* **Problem statement**:
Answer these questions from the article about Fresno State's "Night to Remember" baseball game:
(a) Which team did Fresno State face to open the baseball season?
(b) On what date was Executive Order 9066 issued?
(c) What did the Bulldogs wear for the Monday night game?

By Matt Burkholder
Director of Communications
fresno – A weekend of off-and-on rain that surrounded a highly anticipated matchup to open the baseball season between Fresno State and Oregon had a Monday night finale scheduled to have greater meaning than only the game at hand. It was a game to honor Fresno’s unique role in Japanese-American baseball history, coined a “Night to Remember.”
A special night that came on the heels of the annual Day of Remembrance, which was the 75th anniversary of President Franklin D. Roosevelt singing Executive Order 9066 on February 19, 1942 – a presidential decree that led to the World War II-era incarceration of 120,000 Japanese-Americans.
The baseball gods let it be known that this night would not be cast away by rain. The sun shined on Pete Beiden Field at Bob Bennett Stadium and the current Bulldogs donned throwback jerseys, replicas of the uniforms worn by the legendary Fresno Athletic Club.

* **Stored data entries**:
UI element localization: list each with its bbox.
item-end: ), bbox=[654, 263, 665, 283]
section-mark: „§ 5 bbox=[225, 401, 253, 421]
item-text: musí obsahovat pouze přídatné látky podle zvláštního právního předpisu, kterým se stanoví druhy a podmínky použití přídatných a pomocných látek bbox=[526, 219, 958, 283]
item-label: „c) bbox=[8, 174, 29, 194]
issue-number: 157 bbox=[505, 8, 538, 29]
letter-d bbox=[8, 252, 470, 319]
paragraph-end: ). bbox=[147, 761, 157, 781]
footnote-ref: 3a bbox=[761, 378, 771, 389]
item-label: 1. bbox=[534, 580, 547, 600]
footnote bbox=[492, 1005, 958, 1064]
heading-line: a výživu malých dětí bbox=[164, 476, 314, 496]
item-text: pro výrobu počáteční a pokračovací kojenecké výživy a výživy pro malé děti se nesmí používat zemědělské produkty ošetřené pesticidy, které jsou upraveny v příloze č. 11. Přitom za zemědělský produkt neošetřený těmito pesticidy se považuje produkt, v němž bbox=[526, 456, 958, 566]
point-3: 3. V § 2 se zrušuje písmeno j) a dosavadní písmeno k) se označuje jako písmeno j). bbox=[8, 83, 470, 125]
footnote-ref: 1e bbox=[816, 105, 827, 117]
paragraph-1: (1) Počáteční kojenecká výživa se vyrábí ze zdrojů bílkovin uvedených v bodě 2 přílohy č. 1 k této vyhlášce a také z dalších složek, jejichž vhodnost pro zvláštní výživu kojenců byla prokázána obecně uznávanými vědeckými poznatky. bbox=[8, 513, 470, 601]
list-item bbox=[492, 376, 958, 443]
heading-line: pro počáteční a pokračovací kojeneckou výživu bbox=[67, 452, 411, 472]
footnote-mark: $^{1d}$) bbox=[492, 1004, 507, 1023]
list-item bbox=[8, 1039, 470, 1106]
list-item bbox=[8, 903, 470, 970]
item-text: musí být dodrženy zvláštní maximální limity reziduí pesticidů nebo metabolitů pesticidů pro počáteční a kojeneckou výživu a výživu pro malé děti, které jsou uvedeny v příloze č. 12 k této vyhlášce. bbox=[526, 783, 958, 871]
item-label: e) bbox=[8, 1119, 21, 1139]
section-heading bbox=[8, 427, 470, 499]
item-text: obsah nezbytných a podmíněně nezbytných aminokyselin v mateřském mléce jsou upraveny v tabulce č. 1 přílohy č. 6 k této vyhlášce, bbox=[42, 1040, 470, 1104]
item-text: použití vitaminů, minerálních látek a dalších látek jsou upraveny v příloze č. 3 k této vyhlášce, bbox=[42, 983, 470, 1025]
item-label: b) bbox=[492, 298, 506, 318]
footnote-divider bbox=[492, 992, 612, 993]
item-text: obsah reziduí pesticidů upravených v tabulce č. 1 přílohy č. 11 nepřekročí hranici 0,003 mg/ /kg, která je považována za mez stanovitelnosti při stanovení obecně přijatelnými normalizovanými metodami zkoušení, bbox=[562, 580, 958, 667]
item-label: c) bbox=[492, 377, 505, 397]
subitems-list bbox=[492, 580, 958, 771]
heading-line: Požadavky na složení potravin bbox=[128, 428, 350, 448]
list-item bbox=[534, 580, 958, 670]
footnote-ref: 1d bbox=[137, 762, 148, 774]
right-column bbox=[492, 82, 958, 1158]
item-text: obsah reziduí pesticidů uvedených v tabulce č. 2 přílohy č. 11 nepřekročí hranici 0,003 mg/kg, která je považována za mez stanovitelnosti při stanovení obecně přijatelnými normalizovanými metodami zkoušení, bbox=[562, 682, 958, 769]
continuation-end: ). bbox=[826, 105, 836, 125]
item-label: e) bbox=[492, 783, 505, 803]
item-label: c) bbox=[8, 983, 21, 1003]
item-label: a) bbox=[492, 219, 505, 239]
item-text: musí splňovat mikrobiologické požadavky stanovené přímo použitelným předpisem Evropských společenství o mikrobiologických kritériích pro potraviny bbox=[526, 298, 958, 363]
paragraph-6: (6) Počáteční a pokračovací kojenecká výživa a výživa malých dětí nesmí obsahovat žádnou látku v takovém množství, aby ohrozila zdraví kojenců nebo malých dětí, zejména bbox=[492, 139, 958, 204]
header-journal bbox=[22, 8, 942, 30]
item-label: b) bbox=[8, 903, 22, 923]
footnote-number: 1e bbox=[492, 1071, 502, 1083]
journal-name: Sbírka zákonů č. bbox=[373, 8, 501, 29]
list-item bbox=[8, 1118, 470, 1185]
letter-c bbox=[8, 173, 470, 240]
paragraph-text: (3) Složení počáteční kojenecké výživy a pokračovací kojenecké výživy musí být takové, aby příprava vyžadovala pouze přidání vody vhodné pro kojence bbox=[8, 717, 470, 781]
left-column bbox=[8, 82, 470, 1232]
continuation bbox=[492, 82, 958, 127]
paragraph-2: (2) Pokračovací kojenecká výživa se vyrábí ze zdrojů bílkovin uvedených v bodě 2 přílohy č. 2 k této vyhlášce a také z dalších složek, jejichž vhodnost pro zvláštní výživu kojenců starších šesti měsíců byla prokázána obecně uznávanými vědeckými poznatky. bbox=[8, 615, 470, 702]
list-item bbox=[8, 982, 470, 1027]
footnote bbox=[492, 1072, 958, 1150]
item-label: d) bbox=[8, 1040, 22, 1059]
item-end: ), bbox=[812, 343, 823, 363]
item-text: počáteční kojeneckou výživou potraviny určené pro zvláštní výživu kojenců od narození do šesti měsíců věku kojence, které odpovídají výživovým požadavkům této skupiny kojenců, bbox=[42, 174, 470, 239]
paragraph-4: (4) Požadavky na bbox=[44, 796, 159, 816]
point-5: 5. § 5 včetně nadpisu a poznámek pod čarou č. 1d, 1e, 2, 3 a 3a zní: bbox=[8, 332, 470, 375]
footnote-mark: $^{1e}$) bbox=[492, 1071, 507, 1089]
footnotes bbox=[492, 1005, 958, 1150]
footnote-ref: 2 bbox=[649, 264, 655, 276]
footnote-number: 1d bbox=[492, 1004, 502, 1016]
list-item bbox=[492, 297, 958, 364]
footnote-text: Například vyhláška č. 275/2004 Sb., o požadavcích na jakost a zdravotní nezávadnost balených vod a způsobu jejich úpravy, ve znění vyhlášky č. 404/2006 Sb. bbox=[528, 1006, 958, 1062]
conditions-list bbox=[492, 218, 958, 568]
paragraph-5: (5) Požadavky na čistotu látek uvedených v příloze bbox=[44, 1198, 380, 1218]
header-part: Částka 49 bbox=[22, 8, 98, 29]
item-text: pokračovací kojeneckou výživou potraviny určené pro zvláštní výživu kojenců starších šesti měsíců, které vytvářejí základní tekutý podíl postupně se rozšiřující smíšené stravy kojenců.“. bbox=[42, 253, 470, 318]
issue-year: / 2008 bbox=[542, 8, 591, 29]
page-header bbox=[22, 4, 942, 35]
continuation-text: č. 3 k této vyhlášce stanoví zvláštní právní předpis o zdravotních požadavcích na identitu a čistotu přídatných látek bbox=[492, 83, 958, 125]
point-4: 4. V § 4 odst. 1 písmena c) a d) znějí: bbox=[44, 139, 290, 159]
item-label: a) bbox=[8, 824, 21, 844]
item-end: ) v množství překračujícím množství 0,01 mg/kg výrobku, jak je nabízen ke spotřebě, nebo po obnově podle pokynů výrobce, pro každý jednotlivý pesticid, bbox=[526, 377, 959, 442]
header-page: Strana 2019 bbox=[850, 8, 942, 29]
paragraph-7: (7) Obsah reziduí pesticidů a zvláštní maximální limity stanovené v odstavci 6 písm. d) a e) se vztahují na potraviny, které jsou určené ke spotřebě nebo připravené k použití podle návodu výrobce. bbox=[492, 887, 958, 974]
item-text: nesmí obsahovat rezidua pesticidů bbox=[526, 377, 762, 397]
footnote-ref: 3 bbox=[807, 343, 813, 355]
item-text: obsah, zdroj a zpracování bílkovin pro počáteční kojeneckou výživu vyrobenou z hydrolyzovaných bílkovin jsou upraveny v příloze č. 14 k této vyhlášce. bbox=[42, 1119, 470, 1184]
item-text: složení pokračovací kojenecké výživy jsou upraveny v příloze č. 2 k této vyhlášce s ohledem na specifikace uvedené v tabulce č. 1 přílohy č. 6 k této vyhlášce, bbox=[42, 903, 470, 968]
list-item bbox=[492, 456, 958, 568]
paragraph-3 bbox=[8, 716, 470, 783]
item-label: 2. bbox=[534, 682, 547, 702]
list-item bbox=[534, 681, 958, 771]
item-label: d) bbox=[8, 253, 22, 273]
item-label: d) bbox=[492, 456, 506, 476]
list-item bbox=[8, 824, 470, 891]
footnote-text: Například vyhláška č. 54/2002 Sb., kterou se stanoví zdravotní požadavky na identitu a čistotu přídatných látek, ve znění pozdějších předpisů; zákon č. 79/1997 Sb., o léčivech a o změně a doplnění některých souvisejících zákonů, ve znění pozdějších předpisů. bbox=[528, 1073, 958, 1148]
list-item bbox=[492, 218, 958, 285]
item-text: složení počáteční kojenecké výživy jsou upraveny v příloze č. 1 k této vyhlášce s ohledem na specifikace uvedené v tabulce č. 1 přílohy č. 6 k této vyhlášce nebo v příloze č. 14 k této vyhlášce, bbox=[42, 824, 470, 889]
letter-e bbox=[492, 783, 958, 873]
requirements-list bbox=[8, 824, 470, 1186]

* **Task response**:
(a) Oregon
(b) February 19, 1942
(c) Throwback jerseys that were replicas of the uniforms worn by the Fresno Athletic Club